> Short problem
Reproduce every record below exactly as it appears.

++++++++++++++++++++

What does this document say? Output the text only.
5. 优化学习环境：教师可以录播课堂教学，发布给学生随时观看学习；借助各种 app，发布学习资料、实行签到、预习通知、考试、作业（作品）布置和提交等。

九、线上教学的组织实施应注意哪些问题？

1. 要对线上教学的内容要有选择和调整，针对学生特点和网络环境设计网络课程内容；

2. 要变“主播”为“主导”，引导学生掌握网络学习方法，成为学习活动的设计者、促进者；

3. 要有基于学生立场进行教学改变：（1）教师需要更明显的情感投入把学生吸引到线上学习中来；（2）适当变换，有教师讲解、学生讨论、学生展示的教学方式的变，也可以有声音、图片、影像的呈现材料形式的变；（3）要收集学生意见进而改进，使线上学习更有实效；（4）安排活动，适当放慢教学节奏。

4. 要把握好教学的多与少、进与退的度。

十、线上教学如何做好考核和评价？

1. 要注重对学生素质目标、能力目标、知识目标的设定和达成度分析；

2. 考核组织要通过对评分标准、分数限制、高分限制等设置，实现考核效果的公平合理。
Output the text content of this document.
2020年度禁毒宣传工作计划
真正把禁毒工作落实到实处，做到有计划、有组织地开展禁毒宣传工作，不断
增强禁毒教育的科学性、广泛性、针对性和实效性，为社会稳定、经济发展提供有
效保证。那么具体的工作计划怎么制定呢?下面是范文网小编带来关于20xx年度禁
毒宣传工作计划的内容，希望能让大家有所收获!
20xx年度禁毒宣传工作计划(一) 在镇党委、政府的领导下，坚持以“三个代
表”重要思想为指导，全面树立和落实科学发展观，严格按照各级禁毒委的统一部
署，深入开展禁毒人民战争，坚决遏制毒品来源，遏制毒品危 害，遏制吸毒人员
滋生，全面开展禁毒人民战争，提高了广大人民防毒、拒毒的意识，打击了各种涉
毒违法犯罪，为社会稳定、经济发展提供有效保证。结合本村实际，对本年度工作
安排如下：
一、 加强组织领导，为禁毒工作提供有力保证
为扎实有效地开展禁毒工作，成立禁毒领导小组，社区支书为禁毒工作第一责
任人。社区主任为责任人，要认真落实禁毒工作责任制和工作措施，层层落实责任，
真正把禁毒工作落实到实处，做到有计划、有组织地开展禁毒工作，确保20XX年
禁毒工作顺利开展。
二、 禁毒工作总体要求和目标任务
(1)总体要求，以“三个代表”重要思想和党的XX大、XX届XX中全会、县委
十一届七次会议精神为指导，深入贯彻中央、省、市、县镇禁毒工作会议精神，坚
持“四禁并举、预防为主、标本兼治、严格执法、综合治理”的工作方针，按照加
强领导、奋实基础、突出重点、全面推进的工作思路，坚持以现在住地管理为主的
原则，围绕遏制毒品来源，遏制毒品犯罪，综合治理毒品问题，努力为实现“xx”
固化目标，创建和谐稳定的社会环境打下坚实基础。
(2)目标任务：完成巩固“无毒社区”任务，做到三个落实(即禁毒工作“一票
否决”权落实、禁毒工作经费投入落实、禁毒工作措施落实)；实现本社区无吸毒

++++++++++++++++++++

> Finished answer
What does this document say? Output the text only.
5. 优化学习环境：教师可以录播课堂教学，发布给学生随时观看学习；借助各种 app，发布学习资料、实行签到、预习通知、考试、作业（作品）布置和提交等。

九、线上教学的组织实施应注意哪些问题？

1. 要对线上教学的内容要有选择和调整，针对学生特点和网络环境设计网络课程内容；

2. 要变“主播”为“主导”，引导学生掌握网络学习方法，成为学习活动的设计者、促进者；

3. 要有基于学生立场进行教学改变：（1）教师需要更明显的情感投入把学生吸引到线上学习中来；（2）适当变换，有教师讲解、学生讨论、学生展示的教学方式的变，也可以有声音、图片、影像的呈现材料形式的变；（3）要收集学生意见进而改进，使线上学习更有实效；（4）安排活动，适当放慢教学节奏。

4. 要把握好教学的多与少、进与退的度。

十、线上教学如何做好考核和评价？

1. 要注重对学生素质目标、能力目标、知识目标的设定和达成度分析；

2. 考核组织要通过对评分标准、分数限制、高分限制等设置，实现考核效果的公平合理。
Output the text content of this document.
2020年度禁毒宣传工作计划
真正把禁毒工作落实到实处，做到有计划、有组织地开展禁毒宣传工作，不断
增强禁毒教育的科学性、广泛性、针对性和实效性，为社会稳定、经济发展提供有
效保证。那么具体的工作计划怎么制定呢?下面是范文网小编带来关于20xx年度禁
毒宣传工作计划的内容，希望能让大家有所收获!
20xx年度禁毒宣传工作计划(一) 在镇党委、政府的领导下，坚持以“三个代
表”重要思想为指导，全面树立和落实科学发展观，严格按照各级禁毒委的统一部
署，深入开展禁毒人民战争，坚决遏制毒品来源，遏制毒品危 害，遏制吸毒人员
滋生，全面开展禁毒人民战争，提高了广大人民防毒、拒毒的意识，打击了各种涉
毒违法犯罪，为社会稳定、经济发展提供有效保证。结合本村实际，对本年度工作
安排如下：
一、 加强组织领导，为禁毒工作提供有力保证
为扎实有效地开展禁毒工作，成立禁毒领导小组，社区支书为禁毒工作第一责
任人。社区主任为责任人，要认真落实禁毒工作责任制和工作措施，层层落实责任，
真正把禁毒工作落实到实处，做到有计划、有组织地开展禁毒工作，确保20XX年
禁毒工作顺利开展。
二、 禁毒工作总体要求和目标任务
(1)总体要求，以“三个代表”重要思想和党的XX大、XX届XX中全会、县委
十一届七次会议精神为指导，深入贯彻中央、省、市、县镇禁毒工作会议精神，坚
持“四禁并举、预防为主、标本兼治、严格执法、综合治理”的工作方针，按照加
强领导、奋实基础、突出重点、全面推进的工作思路，坚持以现在住地管理为主的
原则，围绕遏制毒品来源，遏制毒品犯罪，综合治理毒品问题，努力为实现“xx”
固化目标，创建和谐稳定的社会环境打下坚实基础。
(2)目标任务：完成巩固“无毒社区”任务，做到三个落实(即禁毒工作“一票
否决”权落实、禁毒工作经费投入落实、禁毒工作措施落实)；实现本社区无吸毒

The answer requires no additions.